Your task
Transcribe without alteration the lines running from the first line of the records through the line containing "x-tick-label: 3月22日 — [71, 316, 86, 367]", with both of these lines included.

◆ ◆ ◆ ◆ ◆

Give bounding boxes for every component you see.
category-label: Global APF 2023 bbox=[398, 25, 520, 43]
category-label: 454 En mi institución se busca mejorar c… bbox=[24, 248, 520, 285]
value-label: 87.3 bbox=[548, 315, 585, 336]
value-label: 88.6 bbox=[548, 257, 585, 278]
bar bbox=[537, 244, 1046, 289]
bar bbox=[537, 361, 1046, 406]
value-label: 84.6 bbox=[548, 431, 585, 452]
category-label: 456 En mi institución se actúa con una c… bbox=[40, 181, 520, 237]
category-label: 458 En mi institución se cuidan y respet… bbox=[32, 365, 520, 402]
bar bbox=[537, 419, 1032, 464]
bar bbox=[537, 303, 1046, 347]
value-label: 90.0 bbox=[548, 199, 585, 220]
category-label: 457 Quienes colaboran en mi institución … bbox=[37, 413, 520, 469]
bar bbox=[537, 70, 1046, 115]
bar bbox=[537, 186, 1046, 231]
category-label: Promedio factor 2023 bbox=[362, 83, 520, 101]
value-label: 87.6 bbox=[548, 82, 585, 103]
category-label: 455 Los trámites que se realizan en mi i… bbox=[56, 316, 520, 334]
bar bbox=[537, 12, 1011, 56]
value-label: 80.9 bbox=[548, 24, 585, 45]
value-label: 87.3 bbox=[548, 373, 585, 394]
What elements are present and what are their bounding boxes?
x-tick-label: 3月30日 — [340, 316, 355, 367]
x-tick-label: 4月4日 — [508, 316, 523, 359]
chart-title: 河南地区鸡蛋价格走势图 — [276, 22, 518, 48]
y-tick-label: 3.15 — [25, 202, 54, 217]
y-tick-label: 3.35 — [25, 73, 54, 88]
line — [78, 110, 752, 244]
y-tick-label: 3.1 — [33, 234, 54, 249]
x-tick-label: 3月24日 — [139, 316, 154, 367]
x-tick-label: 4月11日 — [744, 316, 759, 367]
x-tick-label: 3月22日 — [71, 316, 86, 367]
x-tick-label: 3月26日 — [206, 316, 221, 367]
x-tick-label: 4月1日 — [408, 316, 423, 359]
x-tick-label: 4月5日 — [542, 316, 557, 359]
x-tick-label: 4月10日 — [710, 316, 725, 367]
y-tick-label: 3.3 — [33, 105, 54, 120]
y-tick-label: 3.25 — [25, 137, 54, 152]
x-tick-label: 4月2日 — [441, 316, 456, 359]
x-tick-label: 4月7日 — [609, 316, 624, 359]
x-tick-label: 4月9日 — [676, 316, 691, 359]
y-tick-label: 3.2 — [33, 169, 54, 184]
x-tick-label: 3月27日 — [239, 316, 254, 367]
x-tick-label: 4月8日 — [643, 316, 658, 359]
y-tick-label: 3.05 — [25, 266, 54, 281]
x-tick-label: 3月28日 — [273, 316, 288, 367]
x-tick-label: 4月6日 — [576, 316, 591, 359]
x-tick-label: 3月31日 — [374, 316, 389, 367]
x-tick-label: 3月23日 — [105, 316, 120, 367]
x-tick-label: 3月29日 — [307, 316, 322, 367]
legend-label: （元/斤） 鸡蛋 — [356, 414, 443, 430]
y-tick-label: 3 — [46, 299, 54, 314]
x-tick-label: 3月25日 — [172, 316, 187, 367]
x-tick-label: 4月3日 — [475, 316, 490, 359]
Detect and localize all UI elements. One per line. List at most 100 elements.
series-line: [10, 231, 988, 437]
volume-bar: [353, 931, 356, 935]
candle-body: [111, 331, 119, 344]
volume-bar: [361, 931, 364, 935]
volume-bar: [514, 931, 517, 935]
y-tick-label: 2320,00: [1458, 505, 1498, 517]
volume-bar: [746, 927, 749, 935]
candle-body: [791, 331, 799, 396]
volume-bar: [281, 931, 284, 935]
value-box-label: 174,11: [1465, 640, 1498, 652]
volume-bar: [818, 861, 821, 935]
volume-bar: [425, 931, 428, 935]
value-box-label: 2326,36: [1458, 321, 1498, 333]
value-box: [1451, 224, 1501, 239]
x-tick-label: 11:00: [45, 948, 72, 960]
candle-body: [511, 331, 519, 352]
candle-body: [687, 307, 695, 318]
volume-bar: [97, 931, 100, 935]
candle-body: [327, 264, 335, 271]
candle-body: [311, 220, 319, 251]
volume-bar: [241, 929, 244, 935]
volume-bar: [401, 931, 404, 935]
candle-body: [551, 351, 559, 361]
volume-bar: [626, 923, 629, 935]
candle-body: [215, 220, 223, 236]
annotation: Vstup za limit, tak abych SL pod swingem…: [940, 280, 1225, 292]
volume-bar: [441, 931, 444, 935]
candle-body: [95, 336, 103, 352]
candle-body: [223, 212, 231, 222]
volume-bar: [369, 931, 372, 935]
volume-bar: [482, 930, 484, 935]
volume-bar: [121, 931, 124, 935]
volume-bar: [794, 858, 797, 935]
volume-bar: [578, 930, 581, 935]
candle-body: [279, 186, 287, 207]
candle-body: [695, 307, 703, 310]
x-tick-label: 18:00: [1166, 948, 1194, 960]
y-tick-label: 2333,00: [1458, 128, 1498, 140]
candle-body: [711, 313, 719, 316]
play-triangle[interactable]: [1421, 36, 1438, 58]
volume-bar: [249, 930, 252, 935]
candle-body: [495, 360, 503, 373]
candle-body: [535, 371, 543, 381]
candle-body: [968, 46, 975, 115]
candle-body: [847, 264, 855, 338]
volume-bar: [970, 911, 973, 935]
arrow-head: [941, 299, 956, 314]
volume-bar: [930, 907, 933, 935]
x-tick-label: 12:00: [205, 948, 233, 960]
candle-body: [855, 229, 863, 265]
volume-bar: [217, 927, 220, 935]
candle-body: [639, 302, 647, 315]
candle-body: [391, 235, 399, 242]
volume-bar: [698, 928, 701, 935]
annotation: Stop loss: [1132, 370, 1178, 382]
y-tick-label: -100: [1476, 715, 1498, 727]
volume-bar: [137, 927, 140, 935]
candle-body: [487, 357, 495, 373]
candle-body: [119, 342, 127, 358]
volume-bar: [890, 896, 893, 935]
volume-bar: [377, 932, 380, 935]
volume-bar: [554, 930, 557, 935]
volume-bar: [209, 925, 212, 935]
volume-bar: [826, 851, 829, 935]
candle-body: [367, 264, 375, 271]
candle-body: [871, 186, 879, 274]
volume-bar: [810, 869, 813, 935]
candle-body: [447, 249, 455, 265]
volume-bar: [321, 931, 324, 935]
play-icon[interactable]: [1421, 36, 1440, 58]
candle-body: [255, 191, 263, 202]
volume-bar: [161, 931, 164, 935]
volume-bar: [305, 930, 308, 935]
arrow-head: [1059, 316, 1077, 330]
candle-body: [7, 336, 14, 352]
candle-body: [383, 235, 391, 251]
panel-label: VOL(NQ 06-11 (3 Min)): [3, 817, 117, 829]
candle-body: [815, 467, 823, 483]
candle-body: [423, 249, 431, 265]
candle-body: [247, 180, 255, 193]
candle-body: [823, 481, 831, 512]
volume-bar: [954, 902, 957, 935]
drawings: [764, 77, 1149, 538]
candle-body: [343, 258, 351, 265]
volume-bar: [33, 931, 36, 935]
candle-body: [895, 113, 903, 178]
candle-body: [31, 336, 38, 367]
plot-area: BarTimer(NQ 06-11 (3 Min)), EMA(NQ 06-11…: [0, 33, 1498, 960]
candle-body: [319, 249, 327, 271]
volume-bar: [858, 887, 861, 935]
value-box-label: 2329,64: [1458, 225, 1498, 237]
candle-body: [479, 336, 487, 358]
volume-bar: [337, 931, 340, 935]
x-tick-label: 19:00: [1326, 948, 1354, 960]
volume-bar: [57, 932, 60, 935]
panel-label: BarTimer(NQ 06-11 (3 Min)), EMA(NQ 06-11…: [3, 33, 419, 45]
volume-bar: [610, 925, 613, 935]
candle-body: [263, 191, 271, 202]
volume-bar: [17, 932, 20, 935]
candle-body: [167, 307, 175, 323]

◆ ◆ ◆ ◆ ◆

Response to this task
Give bounding boxes for every component you see.
category-label: Global APF 2023 bbox=[398, 25, 520, 43]
category-label: 454 En mi institución se busca mejorar c… bbox=[24, 248, 520, 285]
value-label: 87.3 bbox=[548, 315, 585, 336]
value-label: 88.6 bbox=[548, 257, 585, 278]
bar bbox=[537, 244, 1046, 289]
bar bbox=[537, 361, 1046, 406]
value-label: 84.6 bbox=[548, 431, 585, 452]
category-label: 456 En mi institución se actúa con una c… bbox=[40, 181, 520, 237]
category-label: 458 En mi institución se cuidan y respet… bbox=[32, 365, 520, 402]
bar bbox=[537, 419, 1032, 464]
bar bbox=[537, 303, 1046, 347]
value-label: 90.0 bbox=[548, 199, 585, 220]
category-label: 457 Quienes colaboran en mi institución … bbox=[37, 413, 520, 469]
bar bbox=[537, 70, 1046, 115]
bar bbox=[537, 186, 1046, 231]
category-label: Promedio factor 2023 bbox=[362, 83, 520, 101]
value-label: 87.6 bbox=[548, 82, 585, 103]
category-label: 455 Los trámites que se realizan en mi i… bbox=[56, 316, 520, 334]
bar bbox=[537, 12, 1011, 56]
value-label: 80.9 bbox=[548, 24, 585, 45]
value-label: 87.3 bbox=[548, 373, 585, 394]
What elements are present and what are their bounding boxes?
x-tick-label: 3月30日 — [340, 316, 355, 367]
x-tick-label: 4月4日 — [508, 316, 523, 359]
chart-title: 河南地区鸡蛋价格走势图 — [276, 22, 518, 48]
y-tick-label: 3.15 — [25, 202, 54, 217]
y-tick-label: 3.35 — [25, 73, 54, 88]
line — [78, 110, 752, 244]
y-tick-label: 3.1 — [33, 234, 54, 249]
x-tick-label: 3月24日 — [139, 316, 154, 367]
x-tick-label: 4月11日 — [744, 316, 759, 367]
x-tick-label: 3月22日 — [71, 316, 86, 367]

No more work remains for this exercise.